TEKS BACAAN:

********************

On the same occasion, the President Special Staff, Diaz Hendropriyono stated that the Indonesian identity and character was final: Pancasila. He said that all of Pancasila principles should be implemented equally.

link: http://www.republika.co.id/berita/pendidikan/eduaction/17/05/18/oq5o0n372-nawacita-dorong-anak-tak-sekolah-kembali-ke-satuan-pendidikan

     

 

Dosen PTN Baru Tuntut Jadi PNS

Suara Pembaruan, halaman 16

Ketua Ikatan Lintas Pegawai  Perguruan Tinggi Negeri Baru (PTNB) Fadillah Sabri mengatakan, hingga kini nasib 5.252 dosen dan tenaga kependidikan di 35 PTNB di seluruh Indonesia masih belum jelas. Oleh sebab itu, tak kurang dari 1.000 dosen dan tenaga kependidikan yang tergabung dalam PTNB akan mengadakan aksi penyempaian aspirasi di depan istana negara.

Fadillah mengatakan, dalam asprirasi itu, PTNB akan menyampaikan tiga tuntutan yang ingin disampaikan kepada pemerintah. Pertama mendesak pemerintah menyelesaikan masalah peralihan status pegawai di 53 PTNB dengan diangkat langsung menjadi pegawai negeri sipil (PNS).

Kedua, mendesak pemerintah mencabut Permenristekdikti No.38 tahun 2016 yang menyebutkan bahwa pegawai PTNB dapat diangkat melalui Pengadaan Pegawai Pemerintah dengan Perjanjian Kerja (P3K). Dan ketiga, mendesak pemerintah mengevaluasi penegerian PTNB jika masalah SDM tidak dapat diselesaikan.

********************

DATA TERSEDIA:
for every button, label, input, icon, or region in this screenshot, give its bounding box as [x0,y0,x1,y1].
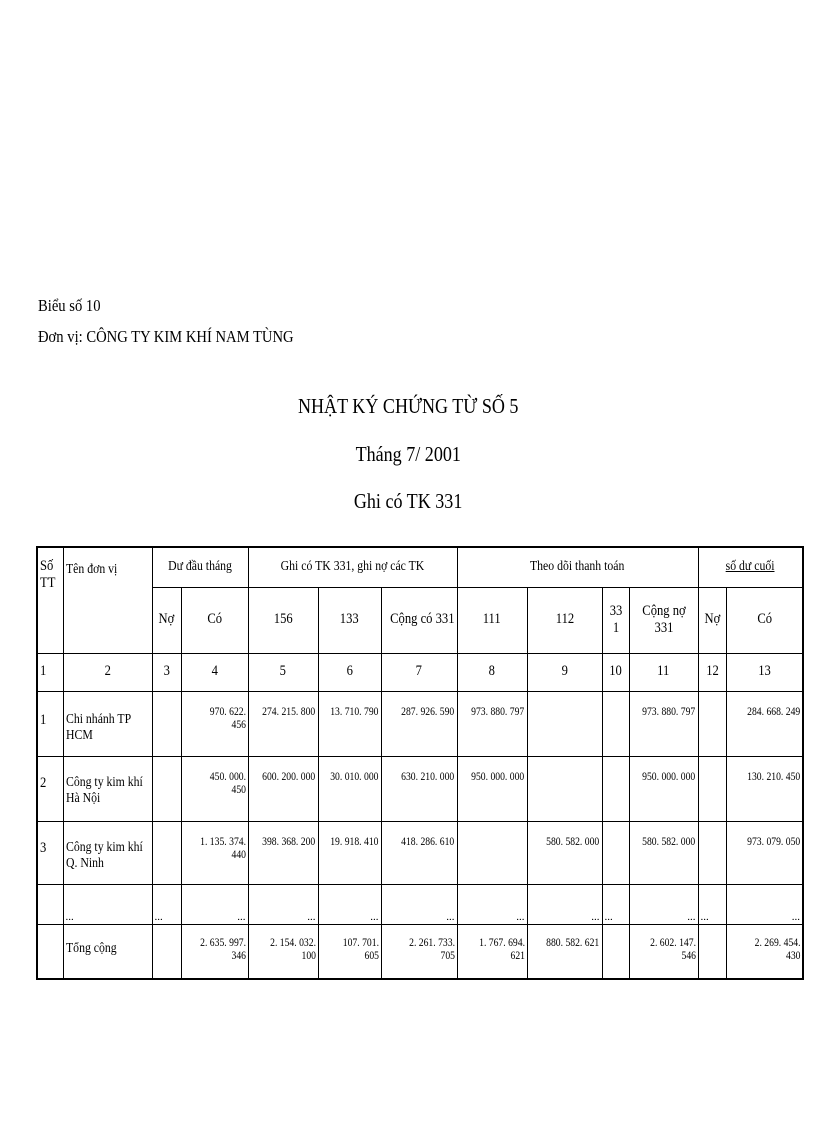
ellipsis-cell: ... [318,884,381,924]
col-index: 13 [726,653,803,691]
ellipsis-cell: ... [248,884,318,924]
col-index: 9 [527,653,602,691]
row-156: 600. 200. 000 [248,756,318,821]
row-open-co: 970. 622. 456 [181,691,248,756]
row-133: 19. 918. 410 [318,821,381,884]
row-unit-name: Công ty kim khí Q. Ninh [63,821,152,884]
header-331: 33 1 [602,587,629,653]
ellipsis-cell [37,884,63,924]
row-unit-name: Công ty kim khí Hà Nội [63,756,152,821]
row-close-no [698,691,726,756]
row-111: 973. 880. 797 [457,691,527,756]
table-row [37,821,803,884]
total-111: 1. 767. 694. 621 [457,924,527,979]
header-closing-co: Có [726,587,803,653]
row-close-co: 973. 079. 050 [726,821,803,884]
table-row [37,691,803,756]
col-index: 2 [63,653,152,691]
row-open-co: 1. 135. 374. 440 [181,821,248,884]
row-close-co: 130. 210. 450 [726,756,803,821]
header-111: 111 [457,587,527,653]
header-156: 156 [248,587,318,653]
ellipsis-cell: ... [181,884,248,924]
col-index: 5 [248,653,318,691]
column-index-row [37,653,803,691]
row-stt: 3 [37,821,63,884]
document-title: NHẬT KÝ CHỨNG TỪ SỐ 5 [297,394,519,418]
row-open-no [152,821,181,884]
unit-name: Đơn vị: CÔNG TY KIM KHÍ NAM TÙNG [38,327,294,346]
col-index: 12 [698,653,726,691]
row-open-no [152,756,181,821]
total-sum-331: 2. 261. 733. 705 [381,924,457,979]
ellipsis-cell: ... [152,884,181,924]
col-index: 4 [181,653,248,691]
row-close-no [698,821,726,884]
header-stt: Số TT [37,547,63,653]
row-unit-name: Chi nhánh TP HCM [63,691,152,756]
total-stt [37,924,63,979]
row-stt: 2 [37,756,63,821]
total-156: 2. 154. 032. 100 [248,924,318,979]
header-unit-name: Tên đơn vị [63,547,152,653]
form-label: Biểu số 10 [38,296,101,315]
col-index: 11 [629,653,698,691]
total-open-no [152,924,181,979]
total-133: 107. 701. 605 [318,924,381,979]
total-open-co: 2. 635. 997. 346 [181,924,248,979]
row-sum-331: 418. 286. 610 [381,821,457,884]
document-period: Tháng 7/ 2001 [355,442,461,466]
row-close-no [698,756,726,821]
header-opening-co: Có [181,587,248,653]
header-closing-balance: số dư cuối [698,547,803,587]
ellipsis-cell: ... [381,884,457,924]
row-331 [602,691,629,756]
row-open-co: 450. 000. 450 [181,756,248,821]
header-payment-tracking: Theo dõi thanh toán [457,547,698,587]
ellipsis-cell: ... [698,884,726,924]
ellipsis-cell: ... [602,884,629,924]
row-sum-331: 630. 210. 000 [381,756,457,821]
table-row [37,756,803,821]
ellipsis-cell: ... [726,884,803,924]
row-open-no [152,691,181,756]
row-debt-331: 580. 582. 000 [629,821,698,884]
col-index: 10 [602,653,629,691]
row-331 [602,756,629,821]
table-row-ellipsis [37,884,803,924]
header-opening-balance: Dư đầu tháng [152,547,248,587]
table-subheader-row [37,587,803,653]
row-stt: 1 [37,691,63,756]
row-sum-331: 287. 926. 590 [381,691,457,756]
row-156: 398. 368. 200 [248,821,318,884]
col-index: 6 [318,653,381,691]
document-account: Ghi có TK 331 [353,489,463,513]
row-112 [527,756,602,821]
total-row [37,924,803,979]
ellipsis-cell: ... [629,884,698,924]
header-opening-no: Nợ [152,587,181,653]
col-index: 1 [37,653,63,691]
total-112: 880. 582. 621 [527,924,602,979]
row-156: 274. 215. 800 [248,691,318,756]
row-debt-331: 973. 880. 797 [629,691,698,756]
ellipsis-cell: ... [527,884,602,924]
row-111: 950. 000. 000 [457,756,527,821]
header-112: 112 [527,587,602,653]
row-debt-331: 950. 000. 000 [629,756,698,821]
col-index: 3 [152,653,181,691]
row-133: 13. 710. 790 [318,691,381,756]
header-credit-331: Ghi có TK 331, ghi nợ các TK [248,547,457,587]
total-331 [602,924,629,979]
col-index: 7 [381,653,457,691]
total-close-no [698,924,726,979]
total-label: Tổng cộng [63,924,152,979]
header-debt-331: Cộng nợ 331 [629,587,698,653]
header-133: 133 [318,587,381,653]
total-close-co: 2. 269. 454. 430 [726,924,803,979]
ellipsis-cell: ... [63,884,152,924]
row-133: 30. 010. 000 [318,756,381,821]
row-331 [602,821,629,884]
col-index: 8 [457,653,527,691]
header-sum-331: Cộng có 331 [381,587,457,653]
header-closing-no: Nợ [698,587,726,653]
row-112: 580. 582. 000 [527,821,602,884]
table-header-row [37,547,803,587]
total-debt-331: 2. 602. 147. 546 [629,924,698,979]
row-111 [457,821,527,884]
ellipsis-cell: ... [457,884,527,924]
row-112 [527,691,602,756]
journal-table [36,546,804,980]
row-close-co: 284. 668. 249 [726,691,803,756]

********************

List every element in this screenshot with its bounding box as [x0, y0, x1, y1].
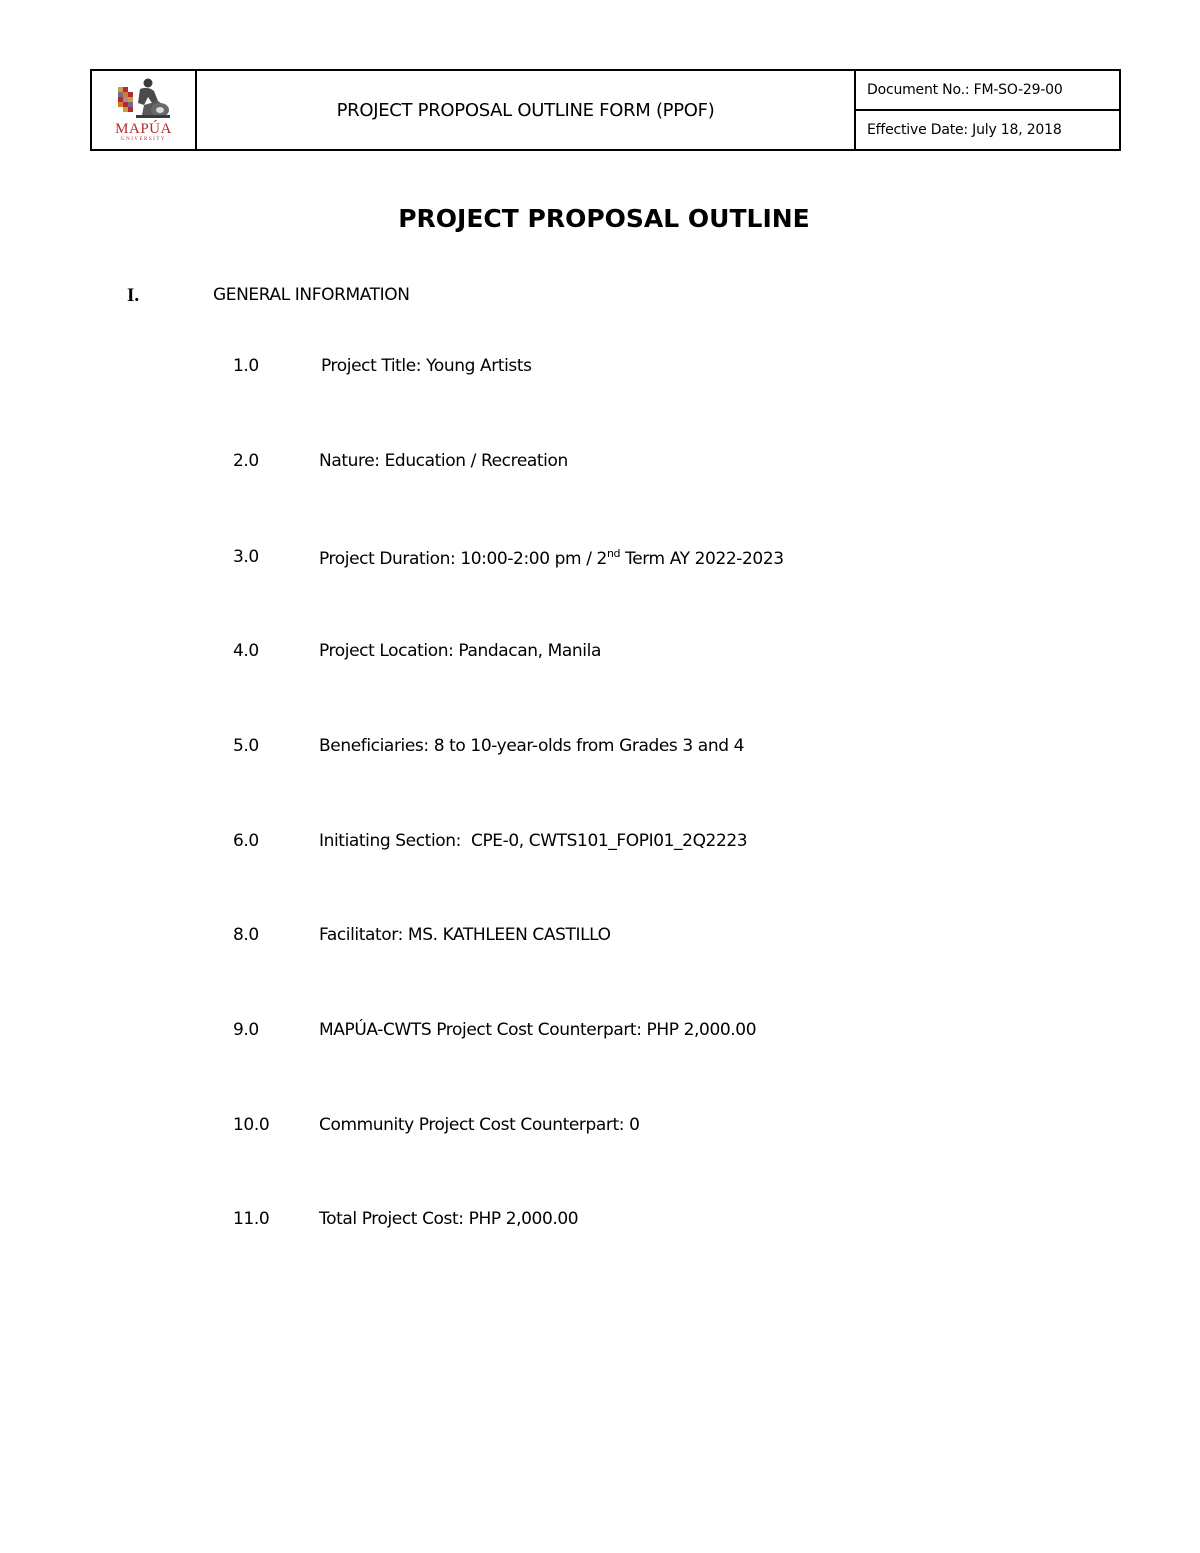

********************

TUJUAN TUGAS 1:
Jawablah pertanyaan berikut berdasarkan teks tentang tuntutan dosen PTN baru.
(a) Berapa jumlah dosen dan tenaga kependidikan yang nasibnya disebut masih belum jelas?
(b) Di mana aksi penyampaian aspirasi akan diadakan?
(c) Peraturan apa yang didesak untuk dicabut oleh pemerintah?
TUJUAN TUGAS 2: Lanjutkan teks tentang tuntutan dosen PTN baru mulai dari kalimat terakhirnya.
Butir-butir data tidak digunakan dalam pengerjaan ini.

JAWABAN TERTULIS 1:
(a) 5.252 dosen dan tenaga kependidikan.
(b) Di depan istana negara.
(c) Permenristekdikti No.38 tahun 2016.

JAWABAN TERTULIS 2:
Menyikapi tuntutan tersebut, Menteri Riset Teknologi dan Pendidikan Tinggi (Kemenristekdikti) M Nasir mengatakan, tidak ada aturan yang melandasi pemerintah untuk mengangkat para dosen dan pegawai pada PTNB untuk menjadi PNS.  Selain itu, sebelumnya tidak ada masalah ketika mereka ditawari menjadi P3K. Namun demikinan, pihaknya memberi ruang bagi pihak yang ingin menyampaikan aspirasi mereka.

New State University Lecturers Demand Civil Servant Employee Status

Suara Pembaruan, page 16

Chairman of the Association of Cross Employees of New State Universities (PTNB), Fadillah Sabri said that to date the fate of 5,252 lecturers and educational personnel in 35 PTNB throughout Indonesia is still unclear. Therefore, no less than 1,000 lecturers and educational staff joined in PTNB will hold acts of conveying aspirations in front of the state palace.

Fadillah said that in the aspiration, PTNB will submit three demands to be conveyed to the government. First urging the government to resolve the employment issue of lecturers in 53 state universities by directly appointing (them) as civil servant employees (PNS).

Secondly, to urge the government to revoke the Permenristekdikti No.38 of 2016 stating that the PTNB employees can be appointed through the Procurement of Government Employees with Work Agreement (P3K). And thirdly, to urge the government to evaluate PTNB entries if the human resource issues cannot be resolved.

Responding to these demands, the Minister of Research, Technology and Higher Education (Kemenristekdikti), M Nasir said, there is no rule underlying the government to appoint the lecturers and employees at PTNB to become civil servant employees. In addition, previously there was no problem when they were offered to be Government Employees with Work Agreement (P3K).  However, he provides space for parties who wish to express their aspirations.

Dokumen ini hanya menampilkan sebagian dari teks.